TASK DETAILS: List each line of the data that holds the string "name", please.

-- Start INFORMATION SUPPLIED --

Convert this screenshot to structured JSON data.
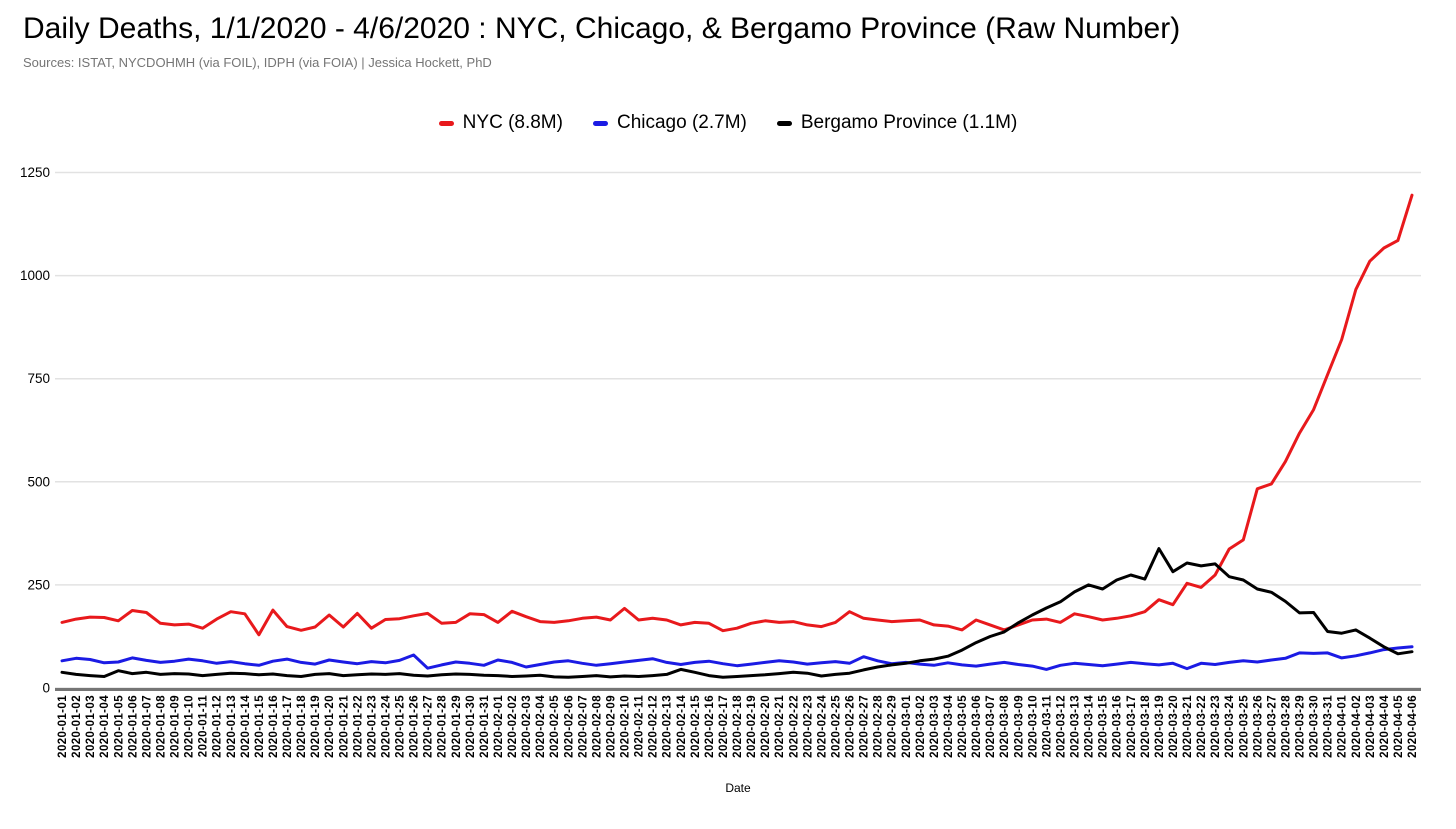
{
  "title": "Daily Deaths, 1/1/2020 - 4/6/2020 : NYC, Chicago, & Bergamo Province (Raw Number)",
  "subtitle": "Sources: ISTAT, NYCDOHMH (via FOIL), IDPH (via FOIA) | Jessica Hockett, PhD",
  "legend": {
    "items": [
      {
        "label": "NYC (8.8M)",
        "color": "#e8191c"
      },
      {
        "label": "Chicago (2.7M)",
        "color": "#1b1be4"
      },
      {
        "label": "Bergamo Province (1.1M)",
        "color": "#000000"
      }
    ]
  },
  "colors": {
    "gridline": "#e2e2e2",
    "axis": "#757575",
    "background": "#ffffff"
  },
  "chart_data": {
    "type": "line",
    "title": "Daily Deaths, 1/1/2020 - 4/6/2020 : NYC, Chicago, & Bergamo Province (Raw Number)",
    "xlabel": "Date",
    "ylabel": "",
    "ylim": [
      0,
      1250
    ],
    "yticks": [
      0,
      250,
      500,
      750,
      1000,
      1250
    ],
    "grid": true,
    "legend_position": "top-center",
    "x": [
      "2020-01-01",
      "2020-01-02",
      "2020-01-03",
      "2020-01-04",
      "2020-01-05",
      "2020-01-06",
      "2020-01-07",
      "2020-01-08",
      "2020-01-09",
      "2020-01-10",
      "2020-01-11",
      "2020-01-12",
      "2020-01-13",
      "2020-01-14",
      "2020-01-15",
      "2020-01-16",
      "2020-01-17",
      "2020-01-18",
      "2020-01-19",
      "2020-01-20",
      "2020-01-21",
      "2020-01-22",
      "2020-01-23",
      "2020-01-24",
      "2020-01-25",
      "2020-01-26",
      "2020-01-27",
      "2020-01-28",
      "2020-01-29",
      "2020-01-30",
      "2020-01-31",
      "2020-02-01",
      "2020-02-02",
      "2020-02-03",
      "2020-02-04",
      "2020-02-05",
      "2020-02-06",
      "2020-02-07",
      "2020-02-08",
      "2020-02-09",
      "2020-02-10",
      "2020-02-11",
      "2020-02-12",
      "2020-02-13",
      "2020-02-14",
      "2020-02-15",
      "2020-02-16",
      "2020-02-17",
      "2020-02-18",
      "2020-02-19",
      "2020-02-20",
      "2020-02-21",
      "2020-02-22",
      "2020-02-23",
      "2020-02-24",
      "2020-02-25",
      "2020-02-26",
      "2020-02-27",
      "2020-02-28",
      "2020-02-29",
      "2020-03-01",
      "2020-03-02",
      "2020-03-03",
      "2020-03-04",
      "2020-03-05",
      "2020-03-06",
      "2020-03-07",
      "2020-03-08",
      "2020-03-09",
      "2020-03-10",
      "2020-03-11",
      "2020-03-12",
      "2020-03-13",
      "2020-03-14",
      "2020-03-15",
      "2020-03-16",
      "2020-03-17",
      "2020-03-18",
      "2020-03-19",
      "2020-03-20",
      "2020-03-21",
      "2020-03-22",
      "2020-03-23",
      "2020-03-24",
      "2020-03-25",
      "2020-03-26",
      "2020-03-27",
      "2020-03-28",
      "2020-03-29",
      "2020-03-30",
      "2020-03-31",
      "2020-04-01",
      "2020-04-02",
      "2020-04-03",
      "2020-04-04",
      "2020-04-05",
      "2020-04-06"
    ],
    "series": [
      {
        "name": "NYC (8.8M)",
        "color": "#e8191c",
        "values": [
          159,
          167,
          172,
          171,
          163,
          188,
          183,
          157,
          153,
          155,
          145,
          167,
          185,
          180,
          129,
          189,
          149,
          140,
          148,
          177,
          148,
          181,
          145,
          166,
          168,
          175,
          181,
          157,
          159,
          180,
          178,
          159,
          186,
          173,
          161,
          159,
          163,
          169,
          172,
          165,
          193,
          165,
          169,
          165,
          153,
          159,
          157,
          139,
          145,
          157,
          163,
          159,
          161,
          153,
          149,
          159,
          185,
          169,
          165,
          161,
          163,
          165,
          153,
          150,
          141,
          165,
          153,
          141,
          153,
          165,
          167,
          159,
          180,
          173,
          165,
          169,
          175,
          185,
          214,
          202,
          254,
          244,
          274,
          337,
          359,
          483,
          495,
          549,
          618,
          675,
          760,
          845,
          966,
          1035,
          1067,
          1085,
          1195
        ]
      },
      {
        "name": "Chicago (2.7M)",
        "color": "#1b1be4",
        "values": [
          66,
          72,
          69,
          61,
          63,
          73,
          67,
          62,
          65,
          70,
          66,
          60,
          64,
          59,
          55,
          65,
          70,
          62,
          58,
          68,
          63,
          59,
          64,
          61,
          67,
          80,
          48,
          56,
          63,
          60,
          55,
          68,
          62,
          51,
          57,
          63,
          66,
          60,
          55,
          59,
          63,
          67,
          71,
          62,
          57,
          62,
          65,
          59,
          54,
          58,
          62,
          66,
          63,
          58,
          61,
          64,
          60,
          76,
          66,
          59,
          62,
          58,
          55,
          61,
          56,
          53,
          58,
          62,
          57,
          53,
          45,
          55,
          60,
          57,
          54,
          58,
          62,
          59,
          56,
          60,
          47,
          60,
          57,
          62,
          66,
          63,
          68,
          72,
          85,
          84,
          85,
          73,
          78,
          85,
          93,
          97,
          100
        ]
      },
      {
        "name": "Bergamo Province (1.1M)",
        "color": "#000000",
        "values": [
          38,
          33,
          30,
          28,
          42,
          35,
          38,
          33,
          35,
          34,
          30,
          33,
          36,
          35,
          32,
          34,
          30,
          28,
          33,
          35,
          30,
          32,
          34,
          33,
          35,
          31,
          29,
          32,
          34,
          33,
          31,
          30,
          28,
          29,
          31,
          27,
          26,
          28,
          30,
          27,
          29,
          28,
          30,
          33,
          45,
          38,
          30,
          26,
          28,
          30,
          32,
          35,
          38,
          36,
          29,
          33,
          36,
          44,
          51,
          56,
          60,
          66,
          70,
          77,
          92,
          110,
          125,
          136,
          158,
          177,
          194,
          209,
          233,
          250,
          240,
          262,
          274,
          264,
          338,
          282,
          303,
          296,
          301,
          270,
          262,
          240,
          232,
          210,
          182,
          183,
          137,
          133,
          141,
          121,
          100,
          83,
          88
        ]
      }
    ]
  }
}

-- End INFORMATION SUPPLIED --
-- Start INFORMATION SUPPLIED --

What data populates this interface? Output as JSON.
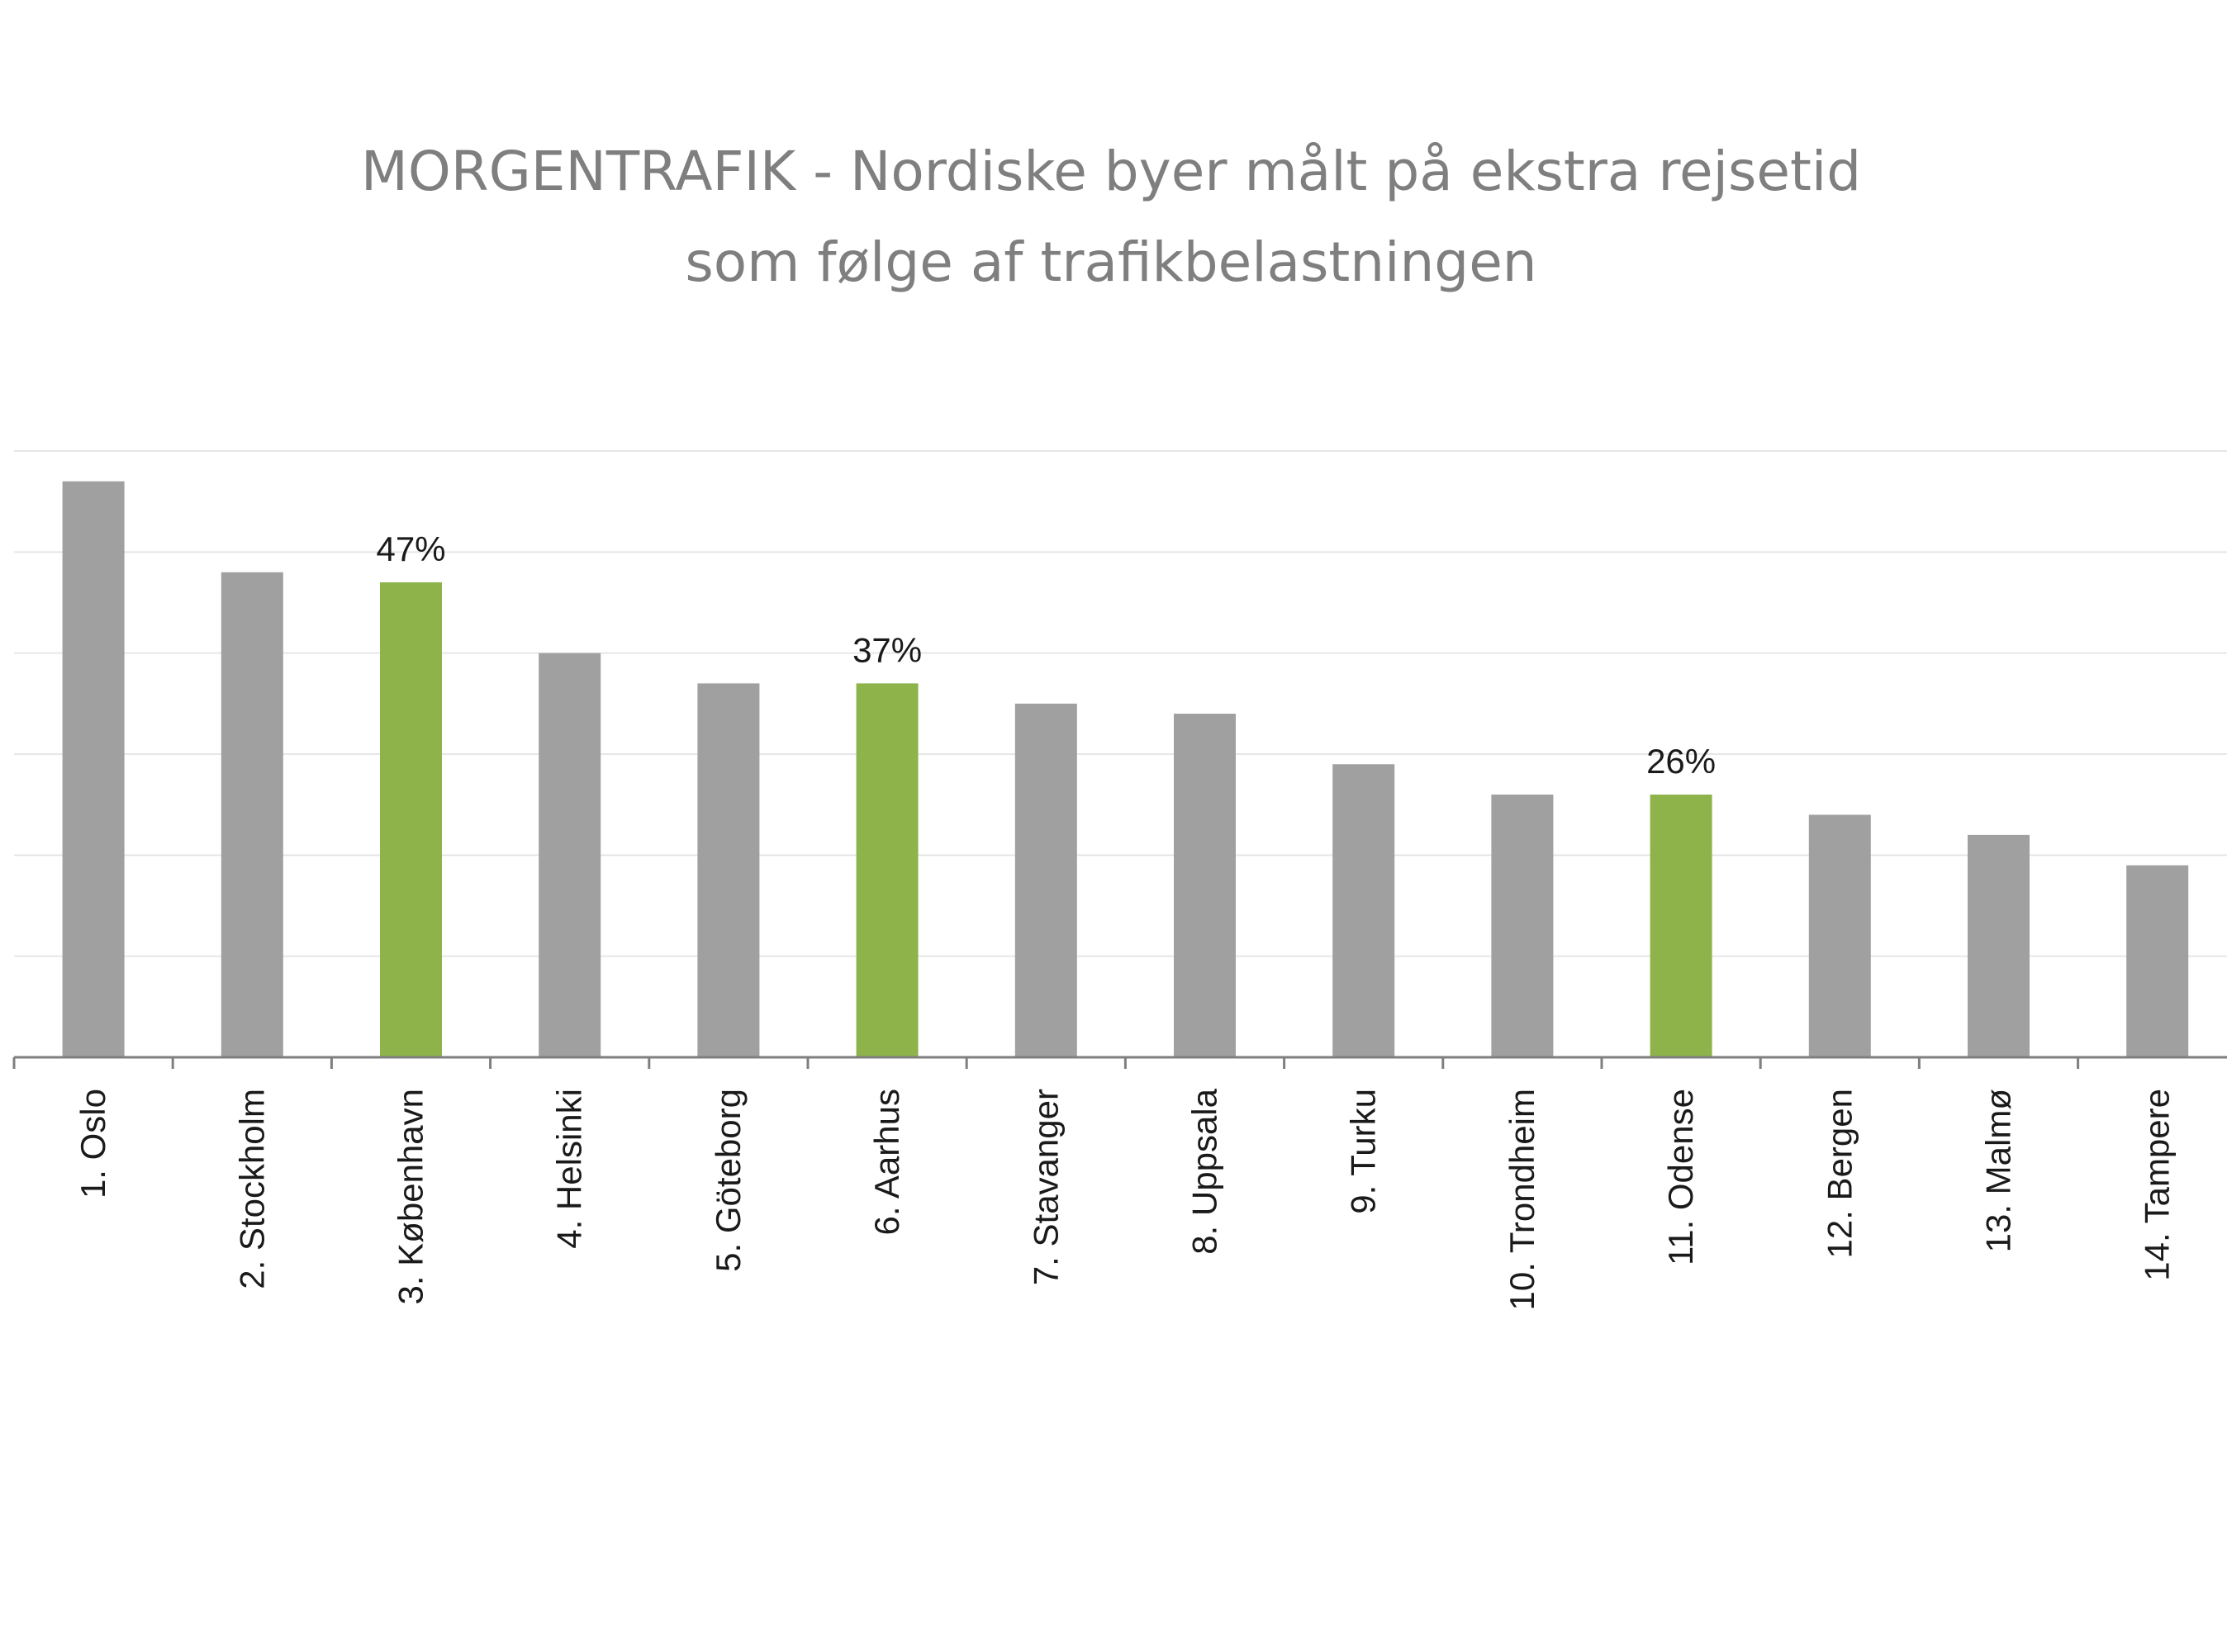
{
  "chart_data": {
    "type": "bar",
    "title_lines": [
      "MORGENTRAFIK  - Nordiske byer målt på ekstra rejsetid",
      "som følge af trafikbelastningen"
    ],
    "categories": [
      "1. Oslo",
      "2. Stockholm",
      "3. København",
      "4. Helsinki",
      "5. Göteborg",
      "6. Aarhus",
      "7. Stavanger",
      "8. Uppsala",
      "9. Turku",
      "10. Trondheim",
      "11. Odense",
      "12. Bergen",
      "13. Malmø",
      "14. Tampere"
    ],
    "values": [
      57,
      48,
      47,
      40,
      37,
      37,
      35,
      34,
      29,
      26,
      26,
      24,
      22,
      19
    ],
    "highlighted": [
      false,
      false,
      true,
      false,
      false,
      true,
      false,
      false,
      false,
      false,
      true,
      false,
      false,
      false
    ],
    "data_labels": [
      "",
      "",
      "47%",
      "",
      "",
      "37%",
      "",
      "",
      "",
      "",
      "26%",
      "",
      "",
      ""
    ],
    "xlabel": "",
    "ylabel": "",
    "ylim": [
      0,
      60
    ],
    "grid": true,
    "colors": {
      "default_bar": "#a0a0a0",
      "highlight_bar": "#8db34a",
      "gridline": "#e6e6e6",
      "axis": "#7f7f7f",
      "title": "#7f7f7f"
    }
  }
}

-- End INFORMATION SUPPLIED --

EXPECTED OUTPUT:
        "name": "NYC (8.8M)",
        "name": "Chicago (2.7M)",
        "name": "Bergamo Province (1.1M)",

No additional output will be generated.